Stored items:
──────
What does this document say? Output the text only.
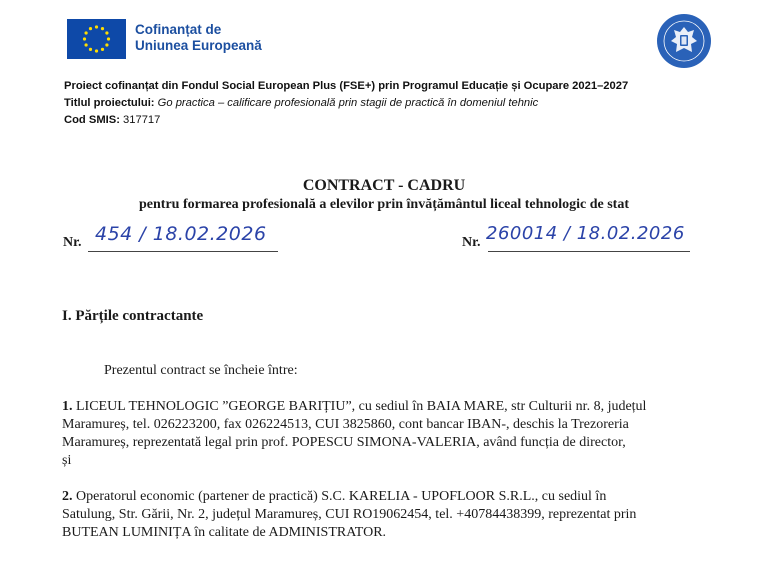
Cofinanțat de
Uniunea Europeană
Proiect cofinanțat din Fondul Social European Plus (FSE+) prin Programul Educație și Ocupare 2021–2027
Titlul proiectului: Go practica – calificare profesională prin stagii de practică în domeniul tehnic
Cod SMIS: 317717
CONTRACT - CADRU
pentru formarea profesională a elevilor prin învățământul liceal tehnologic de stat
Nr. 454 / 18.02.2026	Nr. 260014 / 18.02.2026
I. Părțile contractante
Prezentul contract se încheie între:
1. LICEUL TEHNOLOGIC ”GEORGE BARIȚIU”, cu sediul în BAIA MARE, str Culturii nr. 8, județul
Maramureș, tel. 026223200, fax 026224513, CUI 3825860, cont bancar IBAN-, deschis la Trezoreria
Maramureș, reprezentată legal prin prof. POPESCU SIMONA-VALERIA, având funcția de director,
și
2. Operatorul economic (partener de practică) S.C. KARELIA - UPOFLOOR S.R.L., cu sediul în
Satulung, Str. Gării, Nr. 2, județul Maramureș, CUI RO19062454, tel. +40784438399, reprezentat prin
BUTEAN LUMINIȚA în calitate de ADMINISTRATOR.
──────
TASK GOAL:
Repeat all of the records verbatim, leaving out the pictures.

THE COMPLETED TASK:
What does this document say? Output the text only.
Cofinanțat de
Uniunea Europeană
Proiect cofinanțat din Fondul Social European Plus (FSE+) prin Programul Educație și Ocupare 2021–2027
Titlul proiectului: Go practica – calificare profesională prin stagii de practică în domeniul tehnic
Cod SMIS: 317717
CONTRACT - CADRU
pentru formarea profesională a elevilor prin învățământul liceal tehnologic de stat
Nr. 454 / 18.02.2026	Nr. 260014 / 18.02.2026
I. Părțile contractante
Prezentul contract se încheie între:
1. LICEUL TEHNOLOGIC ”GEORGE BARIȚIU”, cu sediul în BAIA MARE, str Culturii nr. 8, județul
Maramureș, tel. 026223200, fax 026224513, CUI 3825860, cont bancar IBAN-, deschis la Trezoreria
Maramureș, reprezentată legal prin prof. POPESCU SIMONA-VALERIA, având funcția de director,
și
2. Operatorul economic (partener de practică) S.C. KARELIA - UPOFLOOR S.R.L., cu sediul în
Satulung, Str. Gării, Nr. 2, județul Maramureș, CUI RO19062454, tel. +40784438399, reprezentat prin
BUTEAN LUMINIȚA în calitate de ADMINISTRATOR.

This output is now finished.